▶ _EXTRACTED ENTRIES_:
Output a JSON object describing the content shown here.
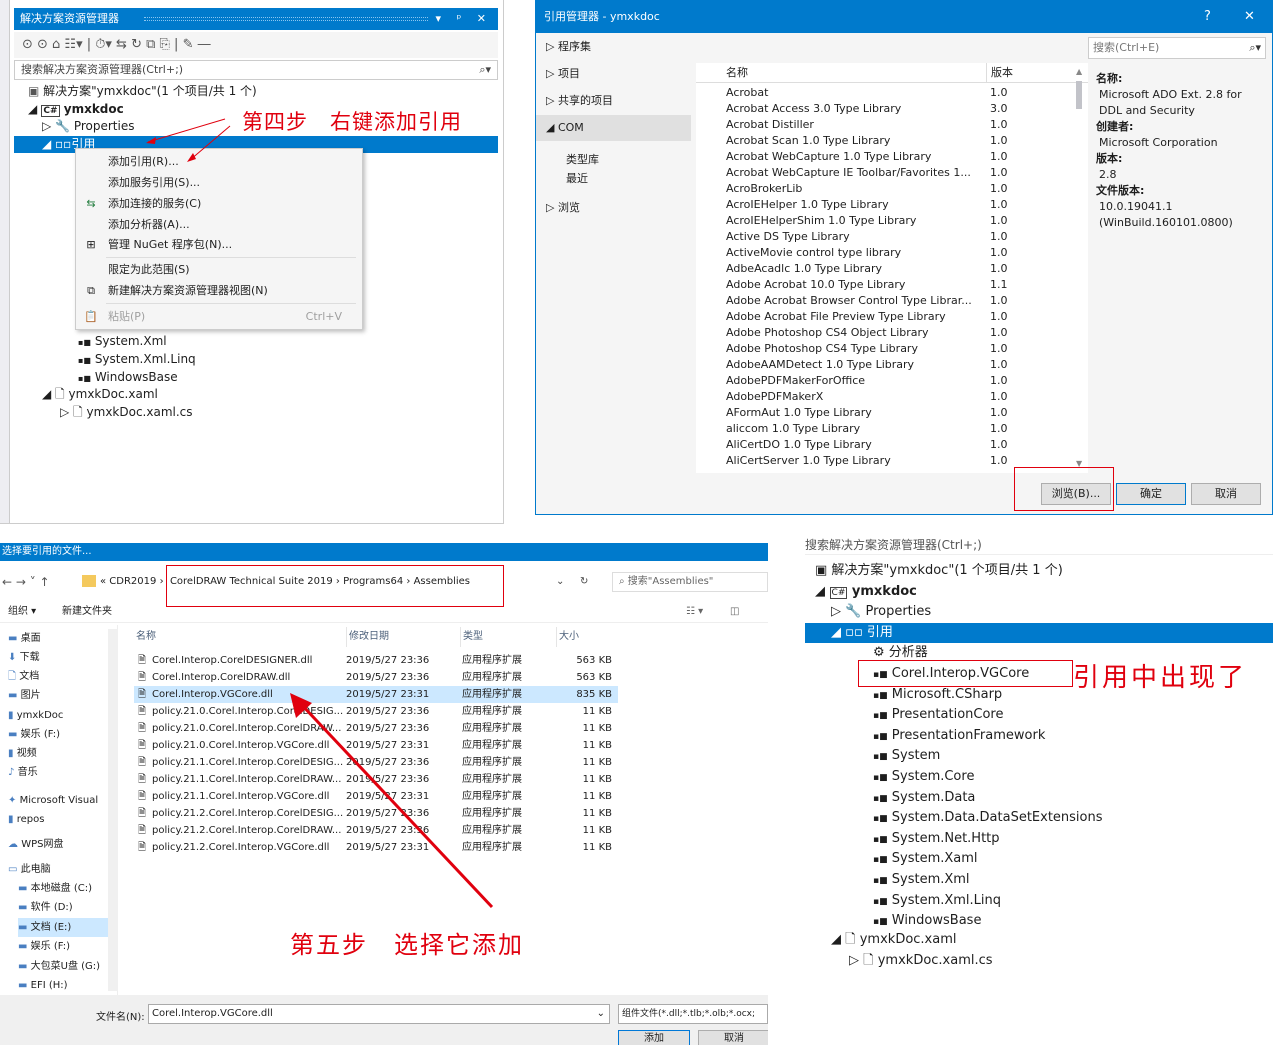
{
  "p1": {
    "title": "解决方案资源管理器",
    "title_icons": "▾ ᵖ ✕",
    "toolbar": "⊙ ⊙ ⌂ ☷▾ | ⏱▾ ⇆ ↻ ⧉ ⎘ | ✎ ―",
    "search_placeholder": "搜索解决方案资源管理器(Ctrl+;)",
    "tree": {
      "solution": "解决方案\"ymxkdoc\"(1 个项目/共 1 个)",
      "project": "ymxkdoc",
      "properties": "Properties",
      "references": "引用",
      "sys_xml": "System.Xml",
      "sys_xml_linq": "System.Xml.Linq",
      "windowsbase": "WindowsBase",
      "xaml": "ymxkDoc.xaml",
      "xaml_cs": "ymxkDoc.xaml.cs"
    },
    "ctx": {
      "add_ref": "添加引用(R)...",
      "add_svc": "添加服务引用(S)...",
      "add_conn": "添加连接的服务(C)",
      "add_analyzer": "添加分析器(A)...",
      "nuget": "管理 NuGet 程序包(N)...",
      "scope": "限定为此范围(S)",
      "new_view": "新建解决方案资源管理器视图(N)",
      "paste": "粘贴(P)",
      "paste_key": "Ctrl+V"
    },
    "annotation": "第四步　右键添加引用"
  },
  "p2": {
    "title": "引用管理器 - ymxkdoc",
    "help": "?",
    "close": "✕",
    "search": "搜索(Ctrl+E)",
    "nav": {
      "assemblies": "程序集",
      "projects": "项目",
      "shared": "共享的项目",
      "com": "COM",
      "typelib": "类型库",
      "recent": "最近",
      "browse": "浏览"
    },
    "col_name": "名称",
    "col_ver": "版本",
    "rows": [
      [
        "Acrobat",
        "1.0"
      ],
      [
        "Acrobat Access 3.0 Type Library",
        "3.0"
      ],
      [
        "Acrobat Distiller",
        "1.0"
      ],
      [
        "Acrobat Scan 1.0 Type Library",
        "1.0"
      ],
      [
        "Acrobat WebCapture 1.0 Type Library",
        "1.0"
      ],
      [
        "Acrobat WebCapture IE Toolbar/Favorites 1...",
        "1.0"
      ],
      [
        "AcroBrokerLib",
        "1.0"
      ],
      [
        "AcroIEHelper 1.0 Type Library",
        "1.0"
      ],
      [
        "AcroIEHelperShim 1.0 Type Library",
        "1.0"
      ],
      [
        "Active DS Type Library",
        "1.0"
      ],
      [
        "ActiveMovie control type library",
        "1.0"
      ],
      [
        "AdbeAcadlc 1.0 Type Library",
        "1.0"
      ],
      [
        "Adobe Acrobat 10.0 Type Library",
        "1.1"
      ],
      [
        "Adobe Acrobat Browser Control Type Librar...",
        "1.0"
      ],
      [
        "Adobe Acrobat File Preview Type Library",
        "1.0"
      ],
      [
        "Adobe Photoshop CS4 Object Library",
        "1.0"
      ],
      [
        "Adobe Photoshop CS4 Type Library",
        "1.0"
      ],
      [
        "AdobeAAMDetect 1.0 Type Library",
        "1.0"
      ],
      [
        "AdobePDFMakerForOffice",
        "1.0"
      ],
      [
        "AdobePDFMakerX",
        "1.0"
      ],
      [
        "AFormAut 1.0 Type Library",
        "1.0"
      ],
      [
        "aliccom 1.0 Type Library",
        "1.0"
      ],
      [
        "AliCertDO 1.0 Type Library",
        "1.0"
      ],
      [
        "AliCertServer 1.0 Type Library",
        "1.0"
      ]
    ],
    "details": {
      "name_label": "名称:",
      "name_value": "Microsoft ADO Ext. 2.8 for DDL and Security",
      "creator_label": "创建者:",
      "creator_value": "Microsoft Corporation",
      "version_label": "版本:",
      "version_value": "2.8",
      "filever_label": "文件版本:",
      "filever_value": "10.0.19041.1 (WinBuild.160101.0800)"
    },
    "btn_browse": "浏览(B)...",
    "btn_ok": "确定",
    "btn_cancel": "取消"
  },
  "p3": {
    "title": "选择要引用的文件...",
    "nav_arrows": "← → ˅ ↑",
    "path": [
      "CDR2019",
      "CorelDRAW Technical Suite 2019",
      "Programs64",
      "Assemblies"
    ],
    "search": "搜索\"Assemblies\"",
    "organize": "组织 ▾",
    "new_folder": "新建文件夹",
    "cols": {
      "name": "名称",
      "date": "修改日期",
      "type": "类型",
      "size": "大小"
    },
    "files": [
      [
        "Corel.Interop.CorelDESIGNER.dll",
        "2019/5/27 23:36",
        "应用程序扩展",
        "563 KB"
      ],
      [
        "Corel.Interop.CorelDRAW.dll",
        "2019/5/27 23:36",
        "应用程序扩展",
        "563 KB"
      ],
      [
        "Corel.Interop.VGCore.dll",
        "2019/5/27 23:31",
        "应用程序扩展",
        "835 KB"
      ],
      [
        "policy.21.0.Corel.Interop.CorelDESIG...",
        "2019/5/27 23:36",
        "应用程序扩展",
        "11 KB"
      ],
      [
        "policy.21.0.Corel.Interop.CorelDRAW...",
        "2019/5/27 23:36",
        "应用程序扩展",
        "11 KB"
      ],
      [
        "policy.21.0.Corel.Interop.VGCore.dll",
        "2019/5/27 23:31",
        "应用程序扩展",
        "11 KB"
      ],
      [
        "policy.21.1.Corel.Interop.CorelDESIG...",
        "2019/5/27 23:36",
        "应用程序扩展",
        "11 KB"
      ],
      [
        "policy.21.1.Corel.Interop.CorelDRAW...",
        "2019/5/27 23:36",
        "应用程序扩展",
        "11 KB"
      ],
      [
        "policy.21.1.Corel.Interop.VGCore.dll",
        "2019/5/27 23:31",
        "应用程序扩展",
        "11 KB"
      ],
      [
        "policy.21.2.Corel.Interop.CorelDESIG...",
        "2019/5/27 23:36",
        "应用程序扩展",
        "11 KB"
      ],
      [
        "policy.21.2.Corel.Interop.CorelDRAW...",
        "2019/5/27 23:36",
        "应用程序扩展",
        "11 KB"
      ],
      [
        "policy.21.2.Corel.Interop.VGCore.dll",
        "2019/5/27 23:31",
        "应用程序扩展",
        "11 KB"
      ]
    ],
    "sidebar": [
      "桌面",
      "下载",
      "文档",
      "图片",
      "ymxkDoc",
      "娱乐 (F:)",
      "视频",
      "音乐",
      "Microsoft Visual",
      "repos",
      "WPS网盘",
      "此电脑",
      "本地磁盘 (C:)",
      "软件 (D:)",
      "文档 (E:)",
      "娱乐 (F:)",
      "大包菜U盘 (G:)",
      "EFI (H:)"
    ],
    "filename_label": "文件名(N):",
    "filename_value": "Corel.Interop.VGCore.dll",
    "filter": "组件文件(*.dll;*.tlb;*.olb;*.ocx;",
    "btn_add": "添加",
    "btn_cancel": "取消",
    "annotation": "第五步　选择它添加"
  },
  "p4": {
    "search": "搜索解决方案资源管理器(Ctrl+;)",
    "solution": "解决方案\"ymxkdoc\"(1 个项目/共 1 个)",
    "project": "ymxkdoc",
    "properties": "Properties",
    "references": "引用",
    "analyzer": "分析器",
    "refs": [
      "Corel.Interop.VGCore",
      "Microsoft.CSharp",
      "PresentationCore",
      "PresentationFramework",
      "System",
      "System.Core",
      "System.Data",
      "System.Data.DataSetExtensions",
      "System.Net.Http",
      "System.Xaml",
      "System.Xml",
      "System.Xml.Linq",
      "WindowsBase"
    ],
    "xaml": "ymxkDoc.xaml",
    "xaml_cs": "ymxkDoc.xaml.cs",
    "annotation": "引用中出现了"
  }
}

▶ _EXERCISE GOAL_:
Copy out every line of the data that includes the word "Linq".

▶ _REPLY TO THE EXERCISE_:
      "sys_xml_linq": "System.Xml.Linq",
      "System.Xml.Linq",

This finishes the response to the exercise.